◆ Provided entries
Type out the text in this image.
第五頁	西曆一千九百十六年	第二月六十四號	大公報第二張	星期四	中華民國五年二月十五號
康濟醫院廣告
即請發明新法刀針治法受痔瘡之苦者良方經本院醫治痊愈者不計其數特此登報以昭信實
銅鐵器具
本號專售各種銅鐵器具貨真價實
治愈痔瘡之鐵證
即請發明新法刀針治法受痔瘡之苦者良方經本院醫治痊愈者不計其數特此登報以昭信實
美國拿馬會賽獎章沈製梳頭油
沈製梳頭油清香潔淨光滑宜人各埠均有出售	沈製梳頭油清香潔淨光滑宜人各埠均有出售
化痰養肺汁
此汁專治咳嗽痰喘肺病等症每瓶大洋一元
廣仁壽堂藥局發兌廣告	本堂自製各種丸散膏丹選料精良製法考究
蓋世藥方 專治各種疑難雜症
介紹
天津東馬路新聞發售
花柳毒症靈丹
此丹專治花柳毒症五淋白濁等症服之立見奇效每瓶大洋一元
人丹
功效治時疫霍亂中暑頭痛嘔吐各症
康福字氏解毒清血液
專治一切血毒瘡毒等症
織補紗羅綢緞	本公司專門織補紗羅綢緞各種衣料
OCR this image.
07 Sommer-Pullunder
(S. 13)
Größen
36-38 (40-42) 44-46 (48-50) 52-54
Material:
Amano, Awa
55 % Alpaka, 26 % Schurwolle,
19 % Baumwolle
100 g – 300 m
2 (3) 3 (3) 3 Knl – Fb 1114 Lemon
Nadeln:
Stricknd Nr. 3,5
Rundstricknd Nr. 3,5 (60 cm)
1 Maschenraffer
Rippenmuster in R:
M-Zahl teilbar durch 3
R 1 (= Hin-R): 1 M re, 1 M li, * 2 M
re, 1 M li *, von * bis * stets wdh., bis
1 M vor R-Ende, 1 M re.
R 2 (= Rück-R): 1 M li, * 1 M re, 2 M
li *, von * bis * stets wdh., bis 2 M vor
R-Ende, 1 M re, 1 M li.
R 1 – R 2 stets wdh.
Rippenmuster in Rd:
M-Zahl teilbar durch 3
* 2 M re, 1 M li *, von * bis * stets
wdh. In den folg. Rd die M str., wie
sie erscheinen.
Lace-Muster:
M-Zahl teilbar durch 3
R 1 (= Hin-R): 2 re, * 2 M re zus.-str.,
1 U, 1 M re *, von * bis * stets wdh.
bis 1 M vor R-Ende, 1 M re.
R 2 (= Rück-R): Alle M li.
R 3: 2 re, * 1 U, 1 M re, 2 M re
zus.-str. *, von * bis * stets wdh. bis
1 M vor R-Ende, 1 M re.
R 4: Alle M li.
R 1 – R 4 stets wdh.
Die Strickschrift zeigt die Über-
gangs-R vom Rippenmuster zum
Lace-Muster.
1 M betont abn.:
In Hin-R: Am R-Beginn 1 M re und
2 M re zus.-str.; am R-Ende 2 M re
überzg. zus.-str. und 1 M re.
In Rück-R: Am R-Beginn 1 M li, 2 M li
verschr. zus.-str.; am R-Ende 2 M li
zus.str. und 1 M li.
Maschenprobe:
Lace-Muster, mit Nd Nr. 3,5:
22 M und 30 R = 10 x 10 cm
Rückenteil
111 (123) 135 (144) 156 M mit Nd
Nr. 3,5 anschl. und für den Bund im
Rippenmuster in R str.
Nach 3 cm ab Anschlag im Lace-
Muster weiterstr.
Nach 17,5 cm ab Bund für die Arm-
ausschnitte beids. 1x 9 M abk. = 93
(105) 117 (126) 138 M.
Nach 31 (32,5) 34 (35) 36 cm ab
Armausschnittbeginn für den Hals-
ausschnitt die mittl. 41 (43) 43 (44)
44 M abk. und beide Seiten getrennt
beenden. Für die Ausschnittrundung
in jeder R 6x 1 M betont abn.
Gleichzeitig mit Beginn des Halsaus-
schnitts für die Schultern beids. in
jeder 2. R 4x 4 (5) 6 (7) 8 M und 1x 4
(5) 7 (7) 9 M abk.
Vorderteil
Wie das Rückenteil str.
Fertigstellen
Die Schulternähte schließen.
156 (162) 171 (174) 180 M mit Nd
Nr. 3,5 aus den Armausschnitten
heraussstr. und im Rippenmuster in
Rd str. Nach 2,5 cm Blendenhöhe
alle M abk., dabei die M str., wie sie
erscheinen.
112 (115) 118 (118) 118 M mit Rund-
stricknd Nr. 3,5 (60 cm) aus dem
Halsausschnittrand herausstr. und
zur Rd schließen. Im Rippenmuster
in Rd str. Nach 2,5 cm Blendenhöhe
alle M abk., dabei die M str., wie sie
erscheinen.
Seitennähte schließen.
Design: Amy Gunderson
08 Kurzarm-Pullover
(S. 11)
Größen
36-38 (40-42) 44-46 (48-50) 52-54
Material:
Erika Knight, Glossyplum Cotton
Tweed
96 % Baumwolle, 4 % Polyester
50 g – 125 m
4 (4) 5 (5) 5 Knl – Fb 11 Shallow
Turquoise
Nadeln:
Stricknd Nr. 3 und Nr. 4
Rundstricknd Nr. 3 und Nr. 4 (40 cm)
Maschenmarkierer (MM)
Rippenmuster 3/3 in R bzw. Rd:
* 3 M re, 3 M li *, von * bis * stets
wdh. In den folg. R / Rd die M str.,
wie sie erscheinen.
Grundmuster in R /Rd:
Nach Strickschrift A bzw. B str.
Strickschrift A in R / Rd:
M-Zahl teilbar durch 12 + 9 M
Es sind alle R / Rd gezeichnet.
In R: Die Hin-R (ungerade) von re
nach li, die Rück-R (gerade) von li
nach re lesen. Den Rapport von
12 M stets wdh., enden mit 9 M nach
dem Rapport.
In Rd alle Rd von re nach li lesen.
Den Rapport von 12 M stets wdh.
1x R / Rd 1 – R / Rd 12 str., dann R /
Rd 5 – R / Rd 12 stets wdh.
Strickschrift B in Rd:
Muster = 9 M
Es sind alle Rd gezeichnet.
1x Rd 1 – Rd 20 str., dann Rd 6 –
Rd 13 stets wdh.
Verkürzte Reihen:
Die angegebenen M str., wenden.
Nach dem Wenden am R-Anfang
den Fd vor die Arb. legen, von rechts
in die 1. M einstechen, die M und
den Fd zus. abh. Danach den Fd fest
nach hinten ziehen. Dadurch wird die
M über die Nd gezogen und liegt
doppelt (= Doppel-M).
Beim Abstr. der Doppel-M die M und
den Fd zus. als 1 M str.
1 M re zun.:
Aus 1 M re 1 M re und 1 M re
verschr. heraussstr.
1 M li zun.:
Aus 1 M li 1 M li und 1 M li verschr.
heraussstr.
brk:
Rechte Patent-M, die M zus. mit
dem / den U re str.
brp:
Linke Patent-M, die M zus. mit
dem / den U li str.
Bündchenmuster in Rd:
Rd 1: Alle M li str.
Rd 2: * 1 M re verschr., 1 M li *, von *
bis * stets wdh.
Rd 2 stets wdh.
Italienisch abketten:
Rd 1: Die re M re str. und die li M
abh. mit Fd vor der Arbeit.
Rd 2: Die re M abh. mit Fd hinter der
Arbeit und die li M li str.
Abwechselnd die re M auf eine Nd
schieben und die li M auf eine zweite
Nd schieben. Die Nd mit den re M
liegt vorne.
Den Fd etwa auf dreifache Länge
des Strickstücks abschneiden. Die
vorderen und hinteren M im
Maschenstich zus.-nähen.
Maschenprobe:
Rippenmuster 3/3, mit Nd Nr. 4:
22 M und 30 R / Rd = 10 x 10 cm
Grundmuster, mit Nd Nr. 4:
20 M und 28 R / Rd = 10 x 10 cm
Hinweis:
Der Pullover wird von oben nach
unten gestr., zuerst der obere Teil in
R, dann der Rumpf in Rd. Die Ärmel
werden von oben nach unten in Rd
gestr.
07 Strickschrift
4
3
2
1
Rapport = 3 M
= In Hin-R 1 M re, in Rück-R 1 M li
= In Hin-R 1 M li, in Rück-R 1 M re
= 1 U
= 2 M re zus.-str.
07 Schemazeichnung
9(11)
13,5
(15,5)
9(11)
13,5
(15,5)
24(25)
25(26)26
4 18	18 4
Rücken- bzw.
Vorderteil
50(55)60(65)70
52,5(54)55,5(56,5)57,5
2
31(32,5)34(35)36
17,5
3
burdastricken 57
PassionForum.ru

◆ What is expected
Return all lines with the word "this" in them.

◆ Reply
Type out the text in this image.
OCR this image.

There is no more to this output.